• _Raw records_
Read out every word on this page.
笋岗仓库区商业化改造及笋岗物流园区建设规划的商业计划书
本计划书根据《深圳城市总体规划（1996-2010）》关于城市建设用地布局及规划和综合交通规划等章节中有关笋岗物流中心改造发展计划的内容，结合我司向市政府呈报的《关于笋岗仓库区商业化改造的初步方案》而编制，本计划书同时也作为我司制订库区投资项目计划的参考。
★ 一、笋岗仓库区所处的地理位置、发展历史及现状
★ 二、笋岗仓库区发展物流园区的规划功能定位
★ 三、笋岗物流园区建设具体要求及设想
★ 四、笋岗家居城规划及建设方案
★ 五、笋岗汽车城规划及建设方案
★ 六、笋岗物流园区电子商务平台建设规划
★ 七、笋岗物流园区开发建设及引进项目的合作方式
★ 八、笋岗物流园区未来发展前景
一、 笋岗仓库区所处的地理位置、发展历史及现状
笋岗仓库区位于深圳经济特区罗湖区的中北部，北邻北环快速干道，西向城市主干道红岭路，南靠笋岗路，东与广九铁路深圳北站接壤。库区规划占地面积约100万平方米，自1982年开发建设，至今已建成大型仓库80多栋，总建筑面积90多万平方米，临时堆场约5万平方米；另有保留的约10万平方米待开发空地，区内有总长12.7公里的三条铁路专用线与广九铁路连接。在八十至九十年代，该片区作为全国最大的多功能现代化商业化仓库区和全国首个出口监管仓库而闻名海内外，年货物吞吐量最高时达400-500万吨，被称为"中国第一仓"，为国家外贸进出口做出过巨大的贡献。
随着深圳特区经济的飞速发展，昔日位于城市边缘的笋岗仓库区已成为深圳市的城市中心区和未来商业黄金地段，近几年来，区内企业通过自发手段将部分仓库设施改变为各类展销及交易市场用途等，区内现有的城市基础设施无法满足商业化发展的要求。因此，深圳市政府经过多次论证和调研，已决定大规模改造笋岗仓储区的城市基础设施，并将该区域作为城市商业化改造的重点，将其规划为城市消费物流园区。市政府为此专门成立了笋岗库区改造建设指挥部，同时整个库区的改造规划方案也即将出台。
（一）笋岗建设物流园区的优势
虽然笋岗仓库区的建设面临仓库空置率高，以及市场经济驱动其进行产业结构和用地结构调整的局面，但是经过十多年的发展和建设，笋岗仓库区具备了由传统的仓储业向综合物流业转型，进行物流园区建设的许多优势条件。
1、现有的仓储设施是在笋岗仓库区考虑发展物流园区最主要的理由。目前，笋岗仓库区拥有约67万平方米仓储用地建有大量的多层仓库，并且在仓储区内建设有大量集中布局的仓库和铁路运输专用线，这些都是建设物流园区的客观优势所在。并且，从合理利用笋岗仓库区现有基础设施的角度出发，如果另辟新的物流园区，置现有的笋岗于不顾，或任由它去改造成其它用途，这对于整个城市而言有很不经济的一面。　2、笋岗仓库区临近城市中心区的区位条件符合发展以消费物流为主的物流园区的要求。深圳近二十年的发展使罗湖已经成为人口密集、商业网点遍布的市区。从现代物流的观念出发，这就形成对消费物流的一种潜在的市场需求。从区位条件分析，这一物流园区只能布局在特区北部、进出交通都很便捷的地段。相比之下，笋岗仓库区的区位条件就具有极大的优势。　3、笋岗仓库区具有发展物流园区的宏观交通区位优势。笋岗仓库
==
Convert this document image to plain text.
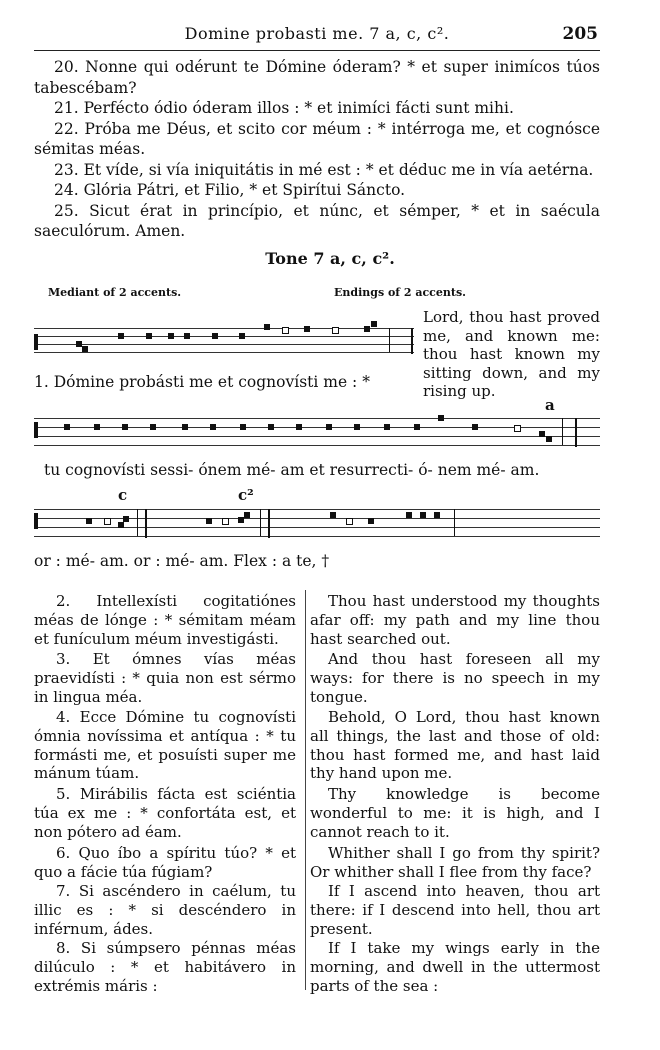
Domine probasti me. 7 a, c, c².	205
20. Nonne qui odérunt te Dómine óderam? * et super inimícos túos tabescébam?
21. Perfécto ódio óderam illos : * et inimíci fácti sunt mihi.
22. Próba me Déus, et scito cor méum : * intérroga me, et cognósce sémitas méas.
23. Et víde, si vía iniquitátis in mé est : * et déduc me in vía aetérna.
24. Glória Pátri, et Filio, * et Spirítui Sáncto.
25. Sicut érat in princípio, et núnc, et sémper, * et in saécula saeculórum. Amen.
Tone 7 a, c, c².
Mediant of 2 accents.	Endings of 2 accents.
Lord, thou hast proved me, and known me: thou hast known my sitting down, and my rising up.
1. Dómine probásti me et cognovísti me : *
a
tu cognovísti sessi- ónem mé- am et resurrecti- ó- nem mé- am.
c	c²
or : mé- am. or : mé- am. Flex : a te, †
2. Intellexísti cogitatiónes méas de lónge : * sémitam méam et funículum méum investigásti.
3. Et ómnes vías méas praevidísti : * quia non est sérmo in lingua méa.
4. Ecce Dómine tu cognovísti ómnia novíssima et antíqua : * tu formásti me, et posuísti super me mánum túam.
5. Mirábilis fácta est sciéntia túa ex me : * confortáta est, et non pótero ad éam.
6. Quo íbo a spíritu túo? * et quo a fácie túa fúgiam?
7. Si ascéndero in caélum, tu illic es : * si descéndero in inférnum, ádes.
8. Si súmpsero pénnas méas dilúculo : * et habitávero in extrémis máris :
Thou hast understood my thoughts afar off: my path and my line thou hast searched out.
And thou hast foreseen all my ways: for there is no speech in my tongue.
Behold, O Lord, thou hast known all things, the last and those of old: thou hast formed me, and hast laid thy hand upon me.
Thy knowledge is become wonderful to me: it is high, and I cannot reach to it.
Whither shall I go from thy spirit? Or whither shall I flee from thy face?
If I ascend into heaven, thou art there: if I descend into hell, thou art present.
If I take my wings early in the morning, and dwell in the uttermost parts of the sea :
--
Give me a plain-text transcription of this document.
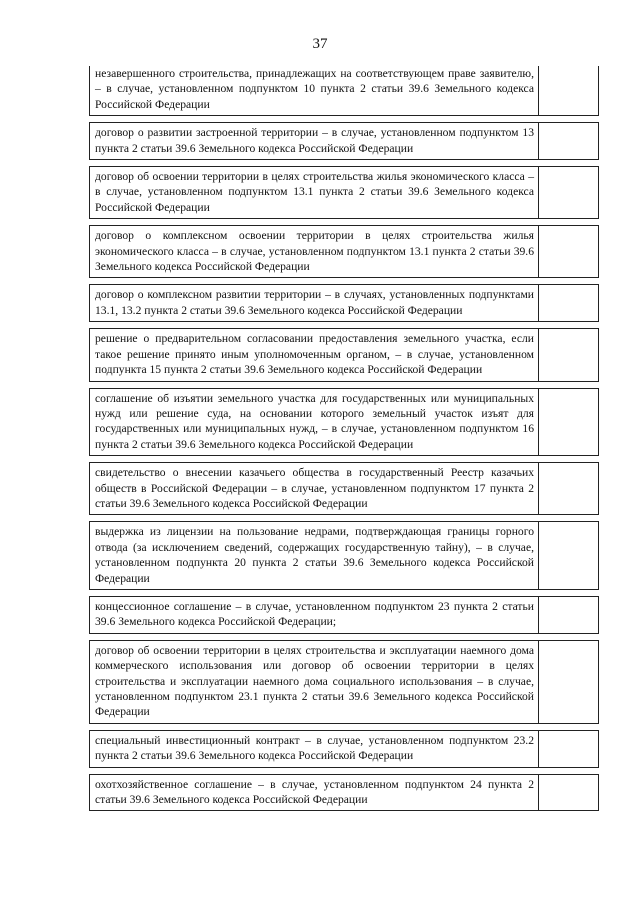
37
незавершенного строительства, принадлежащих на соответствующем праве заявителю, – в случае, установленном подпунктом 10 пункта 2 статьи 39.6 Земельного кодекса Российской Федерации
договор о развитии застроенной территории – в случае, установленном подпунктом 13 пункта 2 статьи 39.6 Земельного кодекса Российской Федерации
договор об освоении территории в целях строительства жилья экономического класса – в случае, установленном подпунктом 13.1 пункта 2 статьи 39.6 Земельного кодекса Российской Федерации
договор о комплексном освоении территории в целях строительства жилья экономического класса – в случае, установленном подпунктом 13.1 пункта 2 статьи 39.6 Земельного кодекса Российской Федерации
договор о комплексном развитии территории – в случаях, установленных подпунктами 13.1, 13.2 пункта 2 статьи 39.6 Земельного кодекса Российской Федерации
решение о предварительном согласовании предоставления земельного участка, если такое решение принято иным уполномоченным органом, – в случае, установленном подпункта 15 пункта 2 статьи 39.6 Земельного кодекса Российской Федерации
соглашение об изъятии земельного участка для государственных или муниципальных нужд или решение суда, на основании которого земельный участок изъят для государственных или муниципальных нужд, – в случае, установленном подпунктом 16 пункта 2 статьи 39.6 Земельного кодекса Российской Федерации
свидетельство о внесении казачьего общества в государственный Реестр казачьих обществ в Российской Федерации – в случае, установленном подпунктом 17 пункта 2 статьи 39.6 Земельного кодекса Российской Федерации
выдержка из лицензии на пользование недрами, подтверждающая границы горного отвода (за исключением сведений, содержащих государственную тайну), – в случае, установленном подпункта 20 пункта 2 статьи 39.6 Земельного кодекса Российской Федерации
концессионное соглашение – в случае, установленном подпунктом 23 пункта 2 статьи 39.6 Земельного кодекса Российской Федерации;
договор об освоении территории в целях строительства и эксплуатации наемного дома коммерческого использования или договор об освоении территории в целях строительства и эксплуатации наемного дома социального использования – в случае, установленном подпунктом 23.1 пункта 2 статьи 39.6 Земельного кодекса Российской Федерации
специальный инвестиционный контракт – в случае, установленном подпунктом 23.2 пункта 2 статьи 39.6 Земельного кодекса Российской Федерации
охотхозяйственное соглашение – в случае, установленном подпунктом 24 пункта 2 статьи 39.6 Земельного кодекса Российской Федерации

• _PROBLEM REQUIREMENTS_
Gather each line in the entries above where the string "known" is found.

• _ANSWER TO THIS PROBLEM_
Lord, thou hast proved me, and known me: thou hast known my sitting down, and my rising up.
Behold, O Lord, thou hast known all things, the last and those of old: thou hast formed me, and hast laid thy hand upon me.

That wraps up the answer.